[start Supplied data]

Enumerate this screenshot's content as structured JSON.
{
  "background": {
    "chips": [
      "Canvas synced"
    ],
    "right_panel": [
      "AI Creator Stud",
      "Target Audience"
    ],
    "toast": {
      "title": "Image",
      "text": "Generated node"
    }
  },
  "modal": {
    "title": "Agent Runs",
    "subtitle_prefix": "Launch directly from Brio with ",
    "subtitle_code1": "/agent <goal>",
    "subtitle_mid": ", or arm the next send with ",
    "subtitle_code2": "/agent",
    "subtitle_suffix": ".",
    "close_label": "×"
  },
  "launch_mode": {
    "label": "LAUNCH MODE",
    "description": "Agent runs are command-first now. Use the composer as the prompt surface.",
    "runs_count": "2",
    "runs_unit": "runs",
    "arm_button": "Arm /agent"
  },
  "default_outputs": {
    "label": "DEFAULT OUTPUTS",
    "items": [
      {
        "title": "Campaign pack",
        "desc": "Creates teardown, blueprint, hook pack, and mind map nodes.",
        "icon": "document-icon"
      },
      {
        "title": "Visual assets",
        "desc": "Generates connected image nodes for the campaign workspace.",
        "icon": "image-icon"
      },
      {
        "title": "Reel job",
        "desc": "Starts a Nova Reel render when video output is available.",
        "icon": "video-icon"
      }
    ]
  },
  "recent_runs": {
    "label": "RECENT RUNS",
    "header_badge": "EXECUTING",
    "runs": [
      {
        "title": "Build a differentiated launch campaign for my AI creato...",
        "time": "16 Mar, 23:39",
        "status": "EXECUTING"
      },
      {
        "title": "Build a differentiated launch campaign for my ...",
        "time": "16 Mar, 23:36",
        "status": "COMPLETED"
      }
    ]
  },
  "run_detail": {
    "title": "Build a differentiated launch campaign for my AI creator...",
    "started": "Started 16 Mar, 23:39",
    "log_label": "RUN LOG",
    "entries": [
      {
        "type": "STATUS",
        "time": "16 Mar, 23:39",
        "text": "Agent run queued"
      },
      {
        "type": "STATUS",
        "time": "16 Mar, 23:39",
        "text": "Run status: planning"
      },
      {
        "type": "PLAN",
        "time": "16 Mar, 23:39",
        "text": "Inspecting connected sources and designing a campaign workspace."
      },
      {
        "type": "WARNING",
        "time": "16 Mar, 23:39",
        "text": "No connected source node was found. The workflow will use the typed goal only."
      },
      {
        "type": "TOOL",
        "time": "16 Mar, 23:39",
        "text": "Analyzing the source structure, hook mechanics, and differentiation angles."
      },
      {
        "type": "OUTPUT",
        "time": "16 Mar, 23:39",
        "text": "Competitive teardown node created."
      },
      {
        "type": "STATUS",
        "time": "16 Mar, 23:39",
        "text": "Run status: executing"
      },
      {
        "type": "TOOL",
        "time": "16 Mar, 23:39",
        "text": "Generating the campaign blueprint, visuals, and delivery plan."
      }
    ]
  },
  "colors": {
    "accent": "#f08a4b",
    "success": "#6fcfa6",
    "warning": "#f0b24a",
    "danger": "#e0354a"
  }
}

[end Supplied data]

• Given exercise: Copy out each line above, character for character.

• Task result:
Enumerate this screenshot's content as structured JSON.
{
  "background": {
    "chips": [
      "Canvas synced"
    ],
    "right_panel": [
      "AI Creator Stud",
      "Target Audience"
    ],
    "toast": {
      "title": "Image",
      "text": "Generated node"
    }
  },
  "modal": {
    "title": "Agent Runs",
    "subtitle_prefix": "Launch directly from Brio with ",
    "subtitle_code1": "/agent <goal>",
    "subtitle_mid": ", or arm the next send with ",
    "subtitle_code2": "/agent",
    "subtitle_suffix": ".",
    "close_label": "×"
  },
  "launch_mode": {
    "label": "LAUNCH MODE",
    "description": "Agent runs are command-first now. Use the composer as the prompt surface.",
    "runs_count": "2",
    "runs_unit": "runs",
    "arm_button": "Arm /agent"
  },
  "default_outputs": {
    "label": "DEFAULT OUTPUTS",
    "items": [
      {
        "title": "Campaign pack",
        "desc": "Creates teardown, blueprint, hook pack, and mind map nodes.",
        "icon": "document-icon"
      },
      {
        "title": "Visual assets",
        "desc": "Generates connected image nodes for the campaign workspace.",
        "icon": "image-icon"
      },
      {
        "title": "Reel job",
        "desc": "Starts a Nova Reel render when video output is available.",
        "icon": "video-icon"
      }
    ]
  },
  "recent_runs": {
    "label": "RECENT RUNS",
    "header_badge": "EXECUTING",
    "runs": [
      {
        "title": "Build a differentiated launch campaign for my AI creato...",
        "time": "16 Mar, 23:39",
        "status": "EXECUTING"
      },
      {
        "title": "Build a differentiated launch campaign for my ...",
        "time": "16 Mar, 23:36",
        "status": "COMPLETED"
      }
    ]
  },
  "run_detail": {
    "title": "Build a differentiated launch campaign for my AI creator...",
    "started": "Started 16 Mar, 23:39",
    "log_label": "RUN LOG",
    "entries": [
      {
        "type": "STATUS",
        "time": "16 Mar, 23:39",
        "text": "Agent run queued"
      },
      {
        "type": "STATUS",
        "time": "16 Mar, 23:39",
        "text": "Run status: planning"
      },
      {
        "type": "PLAN",
        "time": "16 Mar, 23:39",
        "text": "Inspecting connected sources and designing a campaign workspace."
      },
      {
        "type": "WARNING",
        "time": "16 Mar, 23:39",
        "text": "No connected source node was found. The workflow will use the typed goal only."
      },
      {
        "type": "TOOL",
        "time": "16 Mar, 23:39",
        "text": "Analyzing the source structure, hook mechanics, and differentiation angles."
      },
      {
        "type": "OUTPUT",
        "time": "16 Mar, 23:39",
        "text": "Competitive teardown node created."
      },
      {
        "type": "STATUS",
        "time": "16 Mar, 23:39",
        "text": "Run status: executing"
      },
      {
        "type": "TOOL",
        "time": "16 Mar, 23:39",
        "text": "Generating the campaign blueprint, visuals, and delivery plan."
      }
    ]
  },
  "colors": {
    "accent": "#f08a4b",
    "success": "#6fcfa6",
    "warning": "#f0b24a",
    "danger": "#e0354a"
  }
}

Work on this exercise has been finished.